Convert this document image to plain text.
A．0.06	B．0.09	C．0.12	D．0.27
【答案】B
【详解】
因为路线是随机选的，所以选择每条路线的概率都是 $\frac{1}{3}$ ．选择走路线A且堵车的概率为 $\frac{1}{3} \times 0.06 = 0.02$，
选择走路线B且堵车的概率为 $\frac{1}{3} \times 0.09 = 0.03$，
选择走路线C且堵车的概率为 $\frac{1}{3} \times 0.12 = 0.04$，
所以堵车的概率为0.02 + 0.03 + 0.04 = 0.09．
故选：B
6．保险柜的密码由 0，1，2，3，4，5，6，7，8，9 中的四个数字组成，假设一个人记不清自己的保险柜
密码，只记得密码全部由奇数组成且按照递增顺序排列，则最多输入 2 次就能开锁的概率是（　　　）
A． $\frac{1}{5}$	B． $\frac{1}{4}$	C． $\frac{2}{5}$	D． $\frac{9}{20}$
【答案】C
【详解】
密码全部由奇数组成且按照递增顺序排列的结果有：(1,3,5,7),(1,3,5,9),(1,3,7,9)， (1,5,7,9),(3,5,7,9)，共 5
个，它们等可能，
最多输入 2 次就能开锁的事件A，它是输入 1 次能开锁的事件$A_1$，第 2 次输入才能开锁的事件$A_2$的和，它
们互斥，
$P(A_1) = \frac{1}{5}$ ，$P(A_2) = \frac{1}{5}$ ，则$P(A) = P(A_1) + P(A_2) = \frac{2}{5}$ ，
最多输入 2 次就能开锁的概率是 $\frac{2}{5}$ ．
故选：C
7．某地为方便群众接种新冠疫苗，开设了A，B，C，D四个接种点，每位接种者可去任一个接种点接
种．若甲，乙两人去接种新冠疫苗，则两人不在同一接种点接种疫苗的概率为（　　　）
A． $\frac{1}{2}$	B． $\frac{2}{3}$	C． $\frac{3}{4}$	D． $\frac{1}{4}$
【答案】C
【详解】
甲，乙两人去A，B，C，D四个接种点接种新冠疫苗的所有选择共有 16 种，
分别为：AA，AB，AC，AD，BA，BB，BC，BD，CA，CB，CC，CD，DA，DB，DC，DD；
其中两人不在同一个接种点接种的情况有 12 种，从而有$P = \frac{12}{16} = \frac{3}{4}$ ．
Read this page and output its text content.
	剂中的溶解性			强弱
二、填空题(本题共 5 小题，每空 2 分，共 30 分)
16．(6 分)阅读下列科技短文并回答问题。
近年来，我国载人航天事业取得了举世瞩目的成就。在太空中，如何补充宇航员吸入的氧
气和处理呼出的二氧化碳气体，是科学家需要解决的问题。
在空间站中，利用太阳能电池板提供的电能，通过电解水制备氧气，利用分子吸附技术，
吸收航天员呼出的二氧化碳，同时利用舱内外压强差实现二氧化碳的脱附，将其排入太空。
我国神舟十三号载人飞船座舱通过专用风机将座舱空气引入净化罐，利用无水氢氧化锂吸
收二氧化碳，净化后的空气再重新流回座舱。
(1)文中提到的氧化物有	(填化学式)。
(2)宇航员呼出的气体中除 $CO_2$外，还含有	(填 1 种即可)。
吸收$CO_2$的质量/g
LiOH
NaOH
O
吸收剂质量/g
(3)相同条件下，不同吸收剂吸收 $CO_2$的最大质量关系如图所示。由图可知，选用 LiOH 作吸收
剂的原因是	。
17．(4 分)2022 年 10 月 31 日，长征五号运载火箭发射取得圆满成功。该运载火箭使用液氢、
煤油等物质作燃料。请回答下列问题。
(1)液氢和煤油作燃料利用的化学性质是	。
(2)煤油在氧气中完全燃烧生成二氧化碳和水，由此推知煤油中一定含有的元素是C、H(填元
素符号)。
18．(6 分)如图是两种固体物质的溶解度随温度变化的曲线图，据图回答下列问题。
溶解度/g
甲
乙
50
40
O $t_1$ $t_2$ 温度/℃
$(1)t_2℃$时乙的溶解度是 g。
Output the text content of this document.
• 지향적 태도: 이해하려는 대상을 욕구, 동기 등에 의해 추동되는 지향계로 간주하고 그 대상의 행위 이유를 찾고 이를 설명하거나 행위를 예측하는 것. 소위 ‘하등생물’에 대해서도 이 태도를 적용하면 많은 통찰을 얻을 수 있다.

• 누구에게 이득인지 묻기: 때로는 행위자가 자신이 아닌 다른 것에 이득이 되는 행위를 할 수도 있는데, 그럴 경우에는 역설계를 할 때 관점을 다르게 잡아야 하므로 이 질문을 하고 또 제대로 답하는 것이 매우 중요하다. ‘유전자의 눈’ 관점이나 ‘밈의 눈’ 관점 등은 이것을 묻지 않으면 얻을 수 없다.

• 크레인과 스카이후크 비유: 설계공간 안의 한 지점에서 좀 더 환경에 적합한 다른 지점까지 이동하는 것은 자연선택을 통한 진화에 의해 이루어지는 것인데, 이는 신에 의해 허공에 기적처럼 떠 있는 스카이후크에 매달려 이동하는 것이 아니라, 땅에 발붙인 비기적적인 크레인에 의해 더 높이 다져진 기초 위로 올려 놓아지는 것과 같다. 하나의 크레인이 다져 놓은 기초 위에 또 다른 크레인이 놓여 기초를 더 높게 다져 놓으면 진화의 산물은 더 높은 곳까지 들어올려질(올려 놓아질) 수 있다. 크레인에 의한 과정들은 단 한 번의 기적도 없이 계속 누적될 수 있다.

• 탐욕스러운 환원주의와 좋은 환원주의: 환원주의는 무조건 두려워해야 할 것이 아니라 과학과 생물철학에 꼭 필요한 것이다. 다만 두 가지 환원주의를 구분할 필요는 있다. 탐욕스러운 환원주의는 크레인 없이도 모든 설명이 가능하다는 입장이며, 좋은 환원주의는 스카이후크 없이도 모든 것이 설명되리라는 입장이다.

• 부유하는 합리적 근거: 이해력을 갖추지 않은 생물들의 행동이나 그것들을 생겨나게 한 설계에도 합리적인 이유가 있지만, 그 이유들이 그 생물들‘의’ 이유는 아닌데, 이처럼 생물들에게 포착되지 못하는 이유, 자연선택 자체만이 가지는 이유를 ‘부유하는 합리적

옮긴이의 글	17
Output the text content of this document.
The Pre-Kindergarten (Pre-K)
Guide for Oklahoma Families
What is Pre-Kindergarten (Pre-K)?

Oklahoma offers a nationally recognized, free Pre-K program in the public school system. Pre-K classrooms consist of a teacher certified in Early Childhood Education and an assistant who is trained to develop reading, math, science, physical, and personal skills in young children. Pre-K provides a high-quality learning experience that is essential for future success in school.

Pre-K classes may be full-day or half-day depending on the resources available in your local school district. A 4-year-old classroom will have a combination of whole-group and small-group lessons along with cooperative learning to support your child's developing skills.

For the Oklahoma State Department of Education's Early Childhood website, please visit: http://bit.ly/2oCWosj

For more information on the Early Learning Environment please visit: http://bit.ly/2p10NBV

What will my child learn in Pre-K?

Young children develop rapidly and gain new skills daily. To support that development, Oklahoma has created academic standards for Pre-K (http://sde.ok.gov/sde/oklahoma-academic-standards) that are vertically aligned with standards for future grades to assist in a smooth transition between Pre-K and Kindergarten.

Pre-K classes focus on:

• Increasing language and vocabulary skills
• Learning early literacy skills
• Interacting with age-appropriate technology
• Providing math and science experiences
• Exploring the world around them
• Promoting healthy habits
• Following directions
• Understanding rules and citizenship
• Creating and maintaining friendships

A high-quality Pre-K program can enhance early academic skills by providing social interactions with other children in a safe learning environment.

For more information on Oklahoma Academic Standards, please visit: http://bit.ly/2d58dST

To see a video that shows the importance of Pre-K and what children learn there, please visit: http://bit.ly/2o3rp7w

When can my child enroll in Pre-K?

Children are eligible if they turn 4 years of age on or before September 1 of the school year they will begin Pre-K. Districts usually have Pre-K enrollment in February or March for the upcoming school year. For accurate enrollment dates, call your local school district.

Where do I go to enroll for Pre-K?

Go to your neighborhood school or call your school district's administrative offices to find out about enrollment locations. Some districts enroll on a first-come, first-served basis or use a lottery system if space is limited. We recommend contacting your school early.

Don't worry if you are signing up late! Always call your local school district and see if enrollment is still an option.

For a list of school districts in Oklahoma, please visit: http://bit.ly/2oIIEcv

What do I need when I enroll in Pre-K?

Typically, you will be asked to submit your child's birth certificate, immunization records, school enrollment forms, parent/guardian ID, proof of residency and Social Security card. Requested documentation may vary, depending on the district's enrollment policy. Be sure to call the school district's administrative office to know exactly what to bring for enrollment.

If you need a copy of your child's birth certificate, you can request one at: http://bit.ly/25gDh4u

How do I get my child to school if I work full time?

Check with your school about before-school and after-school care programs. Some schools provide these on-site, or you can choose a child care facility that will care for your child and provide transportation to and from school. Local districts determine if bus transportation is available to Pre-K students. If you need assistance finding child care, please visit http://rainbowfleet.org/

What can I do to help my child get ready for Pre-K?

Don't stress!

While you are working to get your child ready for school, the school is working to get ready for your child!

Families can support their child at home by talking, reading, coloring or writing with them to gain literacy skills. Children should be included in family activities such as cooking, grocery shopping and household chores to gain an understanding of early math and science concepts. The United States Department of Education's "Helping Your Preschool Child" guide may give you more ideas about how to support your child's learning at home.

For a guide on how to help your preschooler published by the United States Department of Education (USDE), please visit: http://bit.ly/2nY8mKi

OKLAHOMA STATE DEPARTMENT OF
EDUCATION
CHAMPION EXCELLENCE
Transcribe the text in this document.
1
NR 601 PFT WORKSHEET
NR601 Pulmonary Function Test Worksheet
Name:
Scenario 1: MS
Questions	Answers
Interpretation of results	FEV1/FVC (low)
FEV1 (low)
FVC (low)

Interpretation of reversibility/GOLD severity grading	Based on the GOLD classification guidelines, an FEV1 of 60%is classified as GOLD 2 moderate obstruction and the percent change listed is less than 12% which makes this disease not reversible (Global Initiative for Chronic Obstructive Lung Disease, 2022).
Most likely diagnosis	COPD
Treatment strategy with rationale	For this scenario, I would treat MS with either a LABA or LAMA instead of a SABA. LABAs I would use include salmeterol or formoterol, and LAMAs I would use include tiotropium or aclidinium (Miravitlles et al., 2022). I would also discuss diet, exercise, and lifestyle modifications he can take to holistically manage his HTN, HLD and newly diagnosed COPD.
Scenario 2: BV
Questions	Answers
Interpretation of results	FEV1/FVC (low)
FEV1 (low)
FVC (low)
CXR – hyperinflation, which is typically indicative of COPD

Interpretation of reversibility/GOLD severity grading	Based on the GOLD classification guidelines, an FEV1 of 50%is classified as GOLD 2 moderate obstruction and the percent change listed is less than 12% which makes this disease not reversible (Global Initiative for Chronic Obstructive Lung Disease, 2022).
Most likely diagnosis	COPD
::::::::
• _Task details_
In the entries above, find each line with the string "ready" and copy it.

• _Correct output_
What can I do to help my child get ready for Pre-K?
While you are working to get your child ready for school, the school is working to get ready for your child!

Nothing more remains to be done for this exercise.